### Task to carry out
Your task is to quote the material that follows, in full and exactly.

### Supplied information

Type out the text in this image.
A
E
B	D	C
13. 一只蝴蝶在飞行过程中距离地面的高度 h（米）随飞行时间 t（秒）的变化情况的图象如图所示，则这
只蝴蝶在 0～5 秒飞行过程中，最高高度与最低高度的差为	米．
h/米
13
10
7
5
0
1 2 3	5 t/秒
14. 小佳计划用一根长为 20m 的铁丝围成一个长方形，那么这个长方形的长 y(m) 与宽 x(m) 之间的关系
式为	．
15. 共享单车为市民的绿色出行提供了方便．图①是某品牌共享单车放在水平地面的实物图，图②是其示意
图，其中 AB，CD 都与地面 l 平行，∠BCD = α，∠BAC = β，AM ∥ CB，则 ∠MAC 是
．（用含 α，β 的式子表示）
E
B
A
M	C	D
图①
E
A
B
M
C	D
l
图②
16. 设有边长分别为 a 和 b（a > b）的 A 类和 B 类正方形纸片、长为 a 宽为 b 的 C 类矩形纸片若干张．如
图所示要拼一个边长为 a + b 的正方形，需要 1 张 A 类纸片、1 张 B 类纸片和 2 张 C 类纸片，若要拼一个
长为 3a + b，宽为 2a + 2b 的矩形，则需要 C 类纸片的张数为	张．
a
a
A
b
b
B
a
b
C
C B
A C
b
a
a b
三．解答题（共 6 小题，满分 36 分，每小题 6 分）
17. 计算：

### Answer to the task
Type out the text in this image.
A
E
B	D	C
13. 一只蝴蝶在飞行过程中距离地面的高度 h（米）随飞行时间 t（秒）的变化情况的图象如图所示，则这
只蝴蝶在 0～5 秒飞行过程中，最高高度与最低高度的差为	米．
h/米
13
10
7
5
0
1 2 3	5 t/秒
14. 小佳计划用一根长为 20m 的铁丝围成一个长方形，那么这个长方形的长 y(m) 与宽 x(m) 之间的关系
式为	．
15. 共享单车为市民的绿色出行提供了方便．图①是某品牌共享单车放在水平地面的实物图，图②是其示意
图，其中 AB，CD 都与地面 l 平行，∠BCD = α，∠BAC = β，AM ∥ CB，则 ∠MAC 是
．（用含 α，β 的式子表示）
E
B
A
M	C	D
图①
E
A
B
M
C	D
l
图②
16. 设有边长分别为 a 和 b（a > b）的 A 类和 B 类正方形纸片、长为 a 宽为 b 的 C 类矩形纸片若干张．如
图所示要拼一个边长为 a + b 的正方形，需要 1 张 A 类纸片、1 张 B 类纸片和 2 张 C 类纸片，若要拼一个
长为 3a + b，宽为 2a + 2b 的矩形，则需要 C 类纸片的张数为	张．
a
a
A
b
b
B
a
b
C
C B
A C
b
a
a b
三．解答题（共 6 小题，满分 36 分，每小题 6 分）
17. 计算：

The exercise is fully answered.